▶ _REQUIRED WORK_
Pick out the lines below with "seguro" and list them.

[Stored data entries]
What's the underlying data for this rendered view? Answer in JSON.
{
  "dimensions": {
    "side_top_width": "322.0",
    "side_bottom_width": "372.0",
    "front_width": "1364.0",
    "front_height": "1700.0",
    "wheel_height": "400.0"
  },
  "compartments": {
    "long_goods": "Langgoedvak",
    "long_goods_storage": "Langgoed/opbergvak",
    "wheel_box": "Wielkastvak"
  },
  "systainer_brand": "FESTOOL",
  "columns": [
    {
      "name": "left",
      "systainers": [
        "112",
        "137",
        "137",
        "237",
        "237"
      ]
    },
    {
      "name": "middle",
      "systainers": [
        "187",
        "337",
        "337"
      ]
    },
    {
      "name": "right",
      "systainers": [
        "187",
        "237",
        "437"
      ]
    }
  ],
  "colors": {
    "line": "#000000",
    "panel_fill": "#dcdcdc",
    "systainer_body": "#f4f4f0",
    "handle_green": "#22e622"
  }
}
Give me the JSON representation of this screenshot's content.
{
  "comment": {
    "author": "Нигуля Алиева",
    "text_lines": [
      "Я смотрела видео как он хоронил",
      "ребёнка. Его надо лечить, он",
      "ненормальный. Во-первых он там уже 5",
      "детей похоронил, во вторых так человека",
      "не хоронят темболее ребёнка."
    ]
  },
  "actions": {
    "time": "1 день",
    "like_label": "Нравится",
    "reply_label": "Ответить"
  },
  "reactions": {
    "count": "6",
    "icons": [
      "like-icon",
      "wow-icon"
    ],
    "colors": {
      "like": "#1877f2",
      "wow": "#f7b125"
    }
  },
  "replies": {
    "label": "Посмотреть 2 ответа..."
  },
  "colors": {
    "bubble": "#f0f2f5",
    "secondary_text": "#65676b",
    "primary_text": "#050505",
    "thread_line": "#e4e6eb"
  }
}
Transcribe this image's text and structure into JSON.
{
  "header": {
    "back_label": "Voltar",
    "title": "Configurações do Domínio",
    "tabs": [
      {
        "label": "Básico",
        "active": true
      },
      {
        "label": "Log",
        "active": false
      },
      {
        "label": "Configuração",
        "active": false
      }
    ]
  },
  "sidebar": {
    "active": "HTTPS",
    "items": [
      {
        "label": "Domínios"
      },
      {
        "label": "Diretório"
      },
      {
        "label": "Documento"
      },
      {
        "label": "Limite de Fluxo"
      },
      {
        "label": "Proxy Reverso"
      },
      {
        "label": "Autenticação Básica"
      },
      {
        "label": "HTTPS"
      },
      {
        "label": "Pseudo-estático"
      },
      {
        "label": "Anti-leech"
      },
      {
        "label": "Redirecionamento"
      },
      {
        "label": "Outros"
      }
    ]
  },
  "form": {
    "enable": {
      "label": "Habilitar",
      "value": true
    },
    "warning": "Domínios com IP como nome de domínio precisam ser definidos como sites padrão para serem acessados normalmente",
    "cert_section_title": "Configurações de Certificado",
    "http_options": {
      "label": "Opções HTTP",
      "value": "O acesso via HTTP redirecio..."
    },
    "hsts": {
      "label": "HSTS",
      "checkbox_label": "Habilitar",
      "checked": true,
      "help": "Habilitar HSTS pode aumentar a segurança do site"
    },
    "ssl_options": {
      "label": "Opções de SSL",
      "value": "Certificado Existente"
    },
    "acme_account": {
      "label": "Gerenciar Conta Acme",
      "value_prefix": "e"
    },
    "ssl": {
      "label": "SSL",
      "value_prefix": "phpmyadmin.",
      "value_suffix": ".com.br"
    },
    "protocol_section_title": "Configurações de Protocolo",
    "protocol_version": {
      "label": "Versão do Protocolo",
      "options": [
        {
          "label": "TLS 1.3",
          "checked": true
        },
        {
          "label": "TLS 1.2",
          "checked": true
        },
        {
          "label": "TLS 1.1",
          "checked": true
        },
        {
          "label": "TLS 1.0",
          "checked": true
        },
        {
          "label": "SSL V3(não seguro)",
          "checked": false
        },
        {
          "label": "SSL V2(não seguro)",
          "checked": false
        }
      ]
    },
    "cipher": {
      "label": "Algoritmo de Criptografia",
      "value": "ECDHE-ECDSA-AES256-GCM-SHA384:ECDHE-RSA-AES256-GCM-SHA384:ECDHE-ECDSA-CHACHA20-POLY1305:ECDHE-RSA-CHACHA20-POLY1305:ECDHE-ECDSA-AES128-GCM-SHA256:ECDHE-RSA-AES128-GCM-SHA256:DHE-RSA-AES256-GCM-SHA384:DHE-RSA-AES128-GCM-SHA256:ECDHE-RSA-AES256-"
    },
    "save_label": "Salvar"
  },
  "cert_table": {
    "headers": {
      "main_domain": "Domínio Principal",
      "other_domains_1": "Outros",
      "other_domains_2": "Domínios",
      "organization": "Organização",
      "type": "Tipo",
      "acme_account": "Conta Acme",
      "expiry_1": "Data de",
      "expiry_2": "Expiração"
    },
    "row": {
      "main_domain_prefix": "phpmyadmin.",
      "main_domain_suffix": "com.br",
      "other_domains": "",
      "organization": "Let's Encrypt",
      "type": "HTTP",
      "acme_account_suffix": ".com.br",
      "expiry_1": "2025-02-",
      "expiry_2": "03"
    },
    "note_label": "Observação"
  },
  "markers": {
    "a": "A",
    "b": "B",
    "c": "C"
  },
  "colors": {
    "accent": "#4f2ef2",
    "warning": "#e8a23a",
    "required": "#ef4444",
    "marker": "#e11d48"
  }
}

▶ _COMPLETE OUTPUT_
          "label": "SSL V3(não seguro)",
          "label": "SSL V2(não seguro)",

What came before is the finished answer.